REQUIRED TASK:
Rewrite the part that opens with the line containing "Detect and localize" and closes with the line containing "x-tick-label: 120 xyxy=(461,401,486,418)", changing every "category-label" to "category-name" and leaving all else unchanged.

-- START OF EXCERPTED DATA --

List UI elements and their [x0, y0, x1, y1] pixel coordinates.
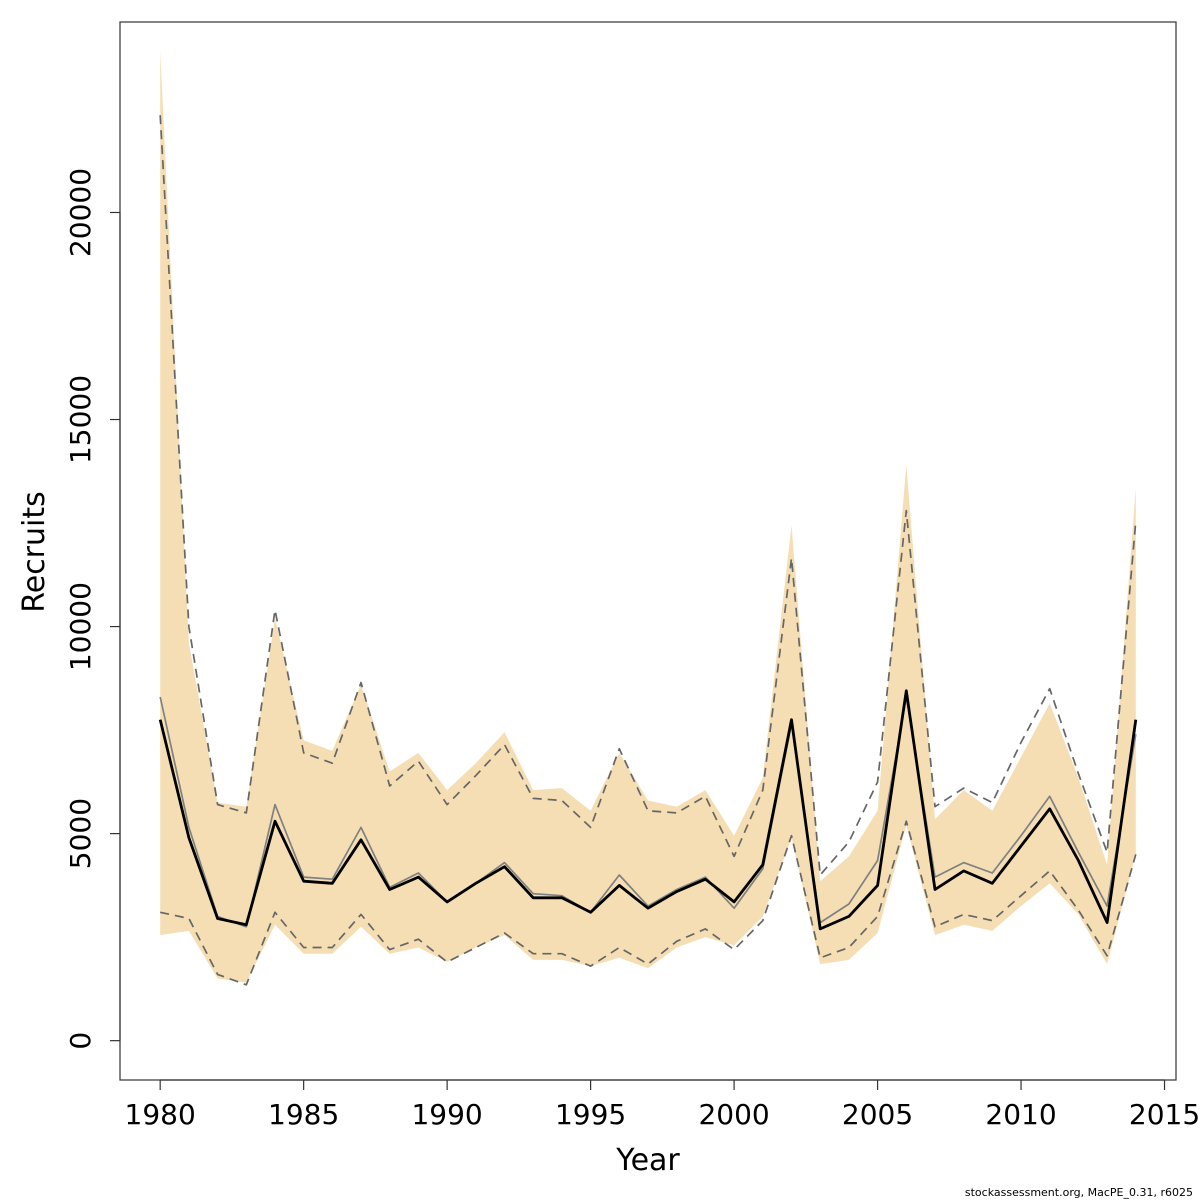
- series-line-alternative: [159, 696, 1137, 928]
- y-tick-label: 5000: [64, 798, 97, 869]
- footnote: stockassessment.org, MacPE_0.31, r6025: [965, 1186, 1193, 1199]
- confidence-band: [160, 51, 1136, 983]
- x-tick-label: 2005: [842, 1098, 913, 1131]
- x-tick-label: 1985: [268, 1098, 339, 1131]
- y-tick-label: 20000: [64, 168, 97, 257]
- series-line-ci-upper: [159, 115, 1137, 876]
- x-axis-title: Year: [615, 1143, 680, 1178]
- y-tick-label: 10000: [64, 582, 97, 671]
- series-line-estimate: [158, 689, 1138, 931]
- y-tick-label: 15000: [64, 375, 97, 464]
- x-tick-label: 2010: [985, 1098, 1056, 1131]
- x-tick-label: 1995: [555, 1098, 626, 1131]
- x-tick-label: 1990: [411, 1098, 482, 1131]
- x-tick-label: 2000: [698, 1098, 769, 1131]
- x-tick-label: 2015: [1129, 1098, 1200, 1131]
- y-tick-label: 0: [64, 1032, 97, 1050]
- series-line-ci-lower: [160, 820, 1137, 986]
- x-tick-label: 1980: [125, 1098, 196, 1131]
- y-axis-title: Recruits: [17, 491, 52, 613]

-- END OF EXCERPTED DATA --
-- START OF EXCERPTED DATA --

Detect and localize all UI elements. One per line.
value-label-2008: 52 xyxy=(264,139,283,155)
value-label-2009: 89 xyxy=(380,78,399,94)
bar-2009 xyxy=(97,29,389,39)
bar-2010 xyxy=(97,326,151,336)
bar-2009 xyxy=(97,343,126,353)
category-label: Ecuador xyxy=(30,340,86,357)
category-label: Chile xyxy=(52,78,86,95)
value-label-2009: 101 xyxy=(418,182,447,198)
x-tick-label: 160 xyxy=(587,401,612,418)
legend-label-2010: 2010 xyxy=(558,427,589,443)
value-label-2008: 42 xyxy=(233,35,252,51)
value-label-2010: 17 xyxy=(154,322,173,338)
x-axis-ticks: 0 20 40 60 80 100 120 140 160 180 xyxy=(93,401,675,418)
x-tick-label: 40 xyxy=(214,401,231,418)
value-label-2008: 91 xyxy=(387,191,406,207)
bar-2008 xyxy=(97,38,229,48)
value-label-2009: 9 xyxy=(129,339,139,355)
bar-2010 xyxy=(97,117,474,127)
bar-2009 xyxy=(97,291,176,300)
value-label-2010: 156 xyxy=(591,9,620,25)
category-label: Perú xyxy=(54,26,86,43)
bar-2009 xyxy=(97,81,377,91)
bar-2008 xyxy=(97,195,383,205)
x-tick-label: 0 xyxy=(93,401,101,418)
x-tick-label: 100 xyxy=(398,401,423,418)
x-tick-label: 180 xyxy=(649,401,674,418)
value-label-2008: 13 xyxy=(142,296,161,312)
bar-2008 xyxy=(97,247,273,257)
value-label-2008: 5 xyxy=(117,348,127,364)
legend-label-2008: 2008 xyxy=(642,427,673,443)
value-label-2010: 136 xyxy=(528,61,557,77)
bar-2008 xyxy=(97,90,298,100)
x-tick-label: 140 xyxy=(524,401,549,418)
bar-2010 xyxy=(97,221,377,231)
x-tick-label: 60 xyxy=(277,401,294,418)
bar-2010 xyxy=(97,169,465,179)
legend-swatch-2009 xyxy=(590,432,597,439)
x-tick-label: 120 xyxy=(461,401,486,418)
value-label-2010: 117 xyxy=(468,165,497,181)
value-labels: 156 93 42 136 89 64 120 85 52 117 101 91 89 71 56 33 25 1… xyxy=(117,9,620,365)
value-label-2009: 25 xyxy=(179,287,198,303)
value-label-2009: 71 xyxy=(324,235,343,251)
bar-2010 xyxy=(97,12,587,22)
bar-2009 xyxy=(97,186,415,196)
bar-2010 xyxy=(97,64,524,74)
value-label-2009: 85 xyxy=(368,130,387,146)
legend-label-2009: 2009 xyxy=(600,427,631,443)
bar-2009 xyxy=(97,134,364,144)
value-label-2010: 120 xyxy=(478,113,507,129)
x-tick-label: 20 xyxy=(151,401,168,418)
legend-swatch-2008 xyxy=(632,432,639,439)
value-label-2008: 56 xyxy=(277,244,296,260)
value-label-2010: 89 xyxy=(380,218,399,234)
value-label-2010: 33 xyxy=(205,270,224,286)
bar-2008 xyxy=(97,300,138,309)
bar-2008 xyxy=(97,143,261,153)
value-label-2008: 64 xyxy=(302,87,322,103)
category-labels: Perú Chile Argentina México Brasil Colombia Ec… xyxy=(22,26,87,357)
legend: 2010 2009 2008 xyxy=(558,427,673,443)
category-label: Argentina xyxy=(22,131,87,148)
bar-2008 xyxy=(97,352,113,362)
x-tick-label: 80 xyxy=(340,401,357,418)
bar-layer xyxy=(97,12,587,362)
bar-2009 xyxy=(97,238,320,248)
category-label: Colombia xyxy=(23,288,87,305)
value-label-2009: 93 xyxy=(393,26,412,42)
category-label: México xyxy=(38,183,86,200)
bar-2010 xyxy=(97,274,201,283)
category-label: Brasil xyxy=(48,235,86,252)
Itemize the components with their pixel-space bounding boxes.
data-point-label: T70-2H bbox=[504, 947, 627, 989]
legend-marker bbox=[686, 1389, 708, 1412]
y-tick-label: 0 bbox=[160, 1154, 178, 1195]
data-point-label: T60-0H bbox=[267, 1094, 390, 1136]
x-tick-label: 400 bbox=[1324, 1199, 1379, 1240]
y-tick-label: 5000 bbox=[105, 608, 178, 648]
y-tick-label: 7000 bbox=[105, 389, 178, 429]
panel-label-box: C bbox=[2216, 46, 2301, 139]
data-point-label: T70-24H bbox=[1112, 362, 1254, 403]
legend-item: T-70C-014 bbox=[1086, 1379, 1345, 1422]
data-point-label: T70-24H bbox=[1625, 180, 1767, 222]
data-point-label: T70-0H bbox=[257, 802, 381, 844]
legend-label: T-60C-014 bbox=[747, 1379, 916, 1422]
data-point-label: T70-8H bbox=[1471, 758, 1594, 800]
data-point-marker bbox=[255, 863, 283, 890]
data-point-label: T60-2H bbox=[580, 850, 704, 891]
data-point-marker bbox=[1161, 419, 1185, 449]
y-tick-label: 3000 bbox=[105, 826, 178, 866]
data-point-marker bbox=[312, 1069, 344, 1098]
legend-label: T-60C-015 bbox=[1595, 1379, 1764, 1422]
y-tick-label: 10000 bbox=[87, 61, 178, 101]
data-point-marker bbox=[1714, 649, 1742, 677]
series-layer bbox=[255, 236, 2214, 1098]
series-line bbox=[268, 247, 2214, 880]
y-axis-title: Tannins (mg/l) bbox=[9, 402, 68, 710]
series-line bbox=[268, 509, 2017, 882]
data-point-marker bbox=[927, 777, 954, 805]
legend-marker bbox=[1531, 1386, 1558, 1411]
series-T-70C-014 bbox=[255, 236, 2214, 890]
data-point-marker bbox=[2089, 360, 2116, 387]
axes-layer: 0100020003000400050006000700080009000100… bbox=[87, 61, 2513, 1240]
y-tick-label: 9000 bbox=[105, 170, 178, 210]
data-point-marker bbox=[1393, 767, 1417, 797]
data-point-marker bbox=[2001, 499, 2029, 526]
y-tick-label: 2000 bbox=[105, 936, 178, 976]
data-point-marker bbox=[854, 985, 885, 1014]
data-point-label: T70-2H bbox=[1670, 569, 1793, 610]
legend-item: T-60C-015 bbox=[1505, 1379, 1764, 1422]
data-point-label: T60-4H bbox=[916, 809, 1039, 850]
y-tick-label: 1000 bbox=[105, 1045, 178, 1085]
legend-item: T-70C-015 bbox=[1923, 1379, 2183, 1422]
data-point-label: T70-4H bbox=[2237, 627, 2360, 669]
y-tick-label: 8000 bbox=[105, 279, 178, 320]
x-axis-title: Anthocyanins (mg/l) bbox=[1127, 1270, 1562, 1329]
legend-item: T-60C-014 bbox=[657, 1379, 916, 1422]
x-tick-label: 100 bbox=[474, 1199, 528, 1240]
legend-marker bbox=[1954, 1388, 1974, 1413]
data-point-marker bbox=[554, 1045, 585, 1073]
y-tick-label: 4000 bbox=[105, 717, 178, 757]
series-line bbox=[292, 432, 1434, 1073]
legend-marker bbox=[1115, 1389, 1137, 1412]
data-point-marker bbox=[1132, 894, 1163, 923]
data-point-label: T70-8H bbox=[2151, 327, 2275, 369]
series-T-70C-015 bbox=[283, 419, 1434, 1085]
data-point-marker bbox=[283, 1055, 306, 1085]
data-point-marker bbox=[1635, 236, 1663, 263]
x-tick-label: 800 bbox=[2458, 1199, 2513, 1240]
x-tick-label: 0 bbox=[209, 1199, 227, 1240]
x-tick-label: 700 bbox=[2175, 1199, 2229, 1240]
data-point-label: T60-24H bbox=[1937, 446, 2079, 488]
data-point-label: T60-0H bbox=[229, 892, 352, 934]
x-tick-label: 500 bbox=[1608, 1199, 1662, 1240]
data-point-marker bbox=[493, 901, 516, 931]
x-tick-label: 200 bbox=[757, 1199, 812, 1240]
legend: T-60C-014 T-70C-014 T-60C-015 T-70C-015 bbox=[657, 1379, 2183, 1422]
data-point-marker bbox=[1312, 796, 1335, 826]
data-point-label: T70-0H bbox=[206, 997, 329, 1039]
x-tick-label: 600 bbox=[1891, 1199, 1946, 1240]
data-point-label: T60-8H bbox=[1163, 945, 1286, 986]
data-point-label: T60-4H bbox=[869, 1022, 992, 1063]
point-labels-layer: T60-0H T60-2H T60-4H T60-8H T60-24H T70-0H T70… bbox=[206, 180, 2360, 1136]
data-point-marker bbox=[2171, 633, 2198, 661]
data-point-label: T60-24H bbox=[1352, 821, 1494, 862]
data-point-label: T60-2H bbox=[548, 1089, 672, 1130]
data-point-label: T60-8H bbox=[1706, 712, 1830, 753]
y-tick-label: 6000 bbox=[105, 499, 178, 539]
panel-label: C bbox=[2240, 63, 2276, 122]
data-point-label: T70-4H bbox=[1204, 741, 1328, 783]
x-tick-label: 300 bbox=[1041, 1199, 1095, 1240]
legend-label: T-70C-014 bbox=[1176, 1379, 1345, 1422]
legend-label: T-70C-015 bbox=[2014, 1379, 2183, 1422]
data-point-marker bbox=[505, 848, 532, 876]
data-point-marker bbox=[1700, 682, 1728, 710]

-- END OF EXCERPTED DATA --

WRITTEN RESPONSE:
Detect and localize all UI elements. One per line.
value-label-2008: 52 xyxy=(264,139,283,155)
value-label-2009: 89 xyxy=(380,78,399,94)
bar-2009 xyxy=(97,29,389,39)
bar-2010 xyxy=(97,326,151,336)
bar-2009 xyxy=(97,343,126,353)
category-name: Ecuador xyxy=(30,340,86,357)
category-name: Chile xyxy=(52,78,86,95)
value-label-2009: 101 xyxy=(418,182,447,198)
x-tick-label: 160 xyxy=(587,401,612,418)
legend-label-2010: 2010 xyxy=(558,427,589,443)
value-label-2008: 42 xyxy=(233,35,252,51)
value-label-2010: 17 xyxy=(154,322,173,338)
x-axis-ticks: 0 20 40 60 80 100 120 140 160 180 xyxy=(93,401,675,418)
x-tick-label: 40 xyxy=(214,401,231,418)
value-label-2008: 91 xyxy=(387,191,406,207)
bar-2008 xyxy=(97,38,229,48)
value-label-2009: 9 xyxy=(129,339,139,355)
bar-2010 xyxy=(97,117,474,127)
bar-2009 xyxy=(97,291,176,300)
value-label-2010: 156 xyxy=(591,9,620,25)
category-name: Perú xyxy=(54,26,86,43)
bar-2009 xyxy=(97,81,377,91)
bar-2008 xyxy=(97,195,383,205)
x-tick-label: 0 xyxy=(93,401,101,418)
x-tick-label: 100 xyxy=(398,401,423,418)
x-tick-label: 180 xyxy=(649,401,674,418)
value-label-2008: 13 xyxy=(142,296,161,312)
bar-2008 xyxy=(97,247,273,257)
value-label-2008: 5 xyxy=(117,348,127,364)
legend-label-2008: 2008 xyxy=(642,427,673,443)
value-label-2010: 136 xyxy=(528,61,557,77)
bar-2008 xyxy=(97,90,298,100)
x-tick-label: 140 xyxy=(524,401,549,418)
bar-2010 xyxy=(97,221,377,231)
x-tick-label: 60 xyxy=(277,401,294,418)
bar-2010 xyxy=(97,169,465,179)
legend-swatch-2009 xyxy=(590,432,597,439)
x-tick-label: 120 xyxy=(461,401,486,418)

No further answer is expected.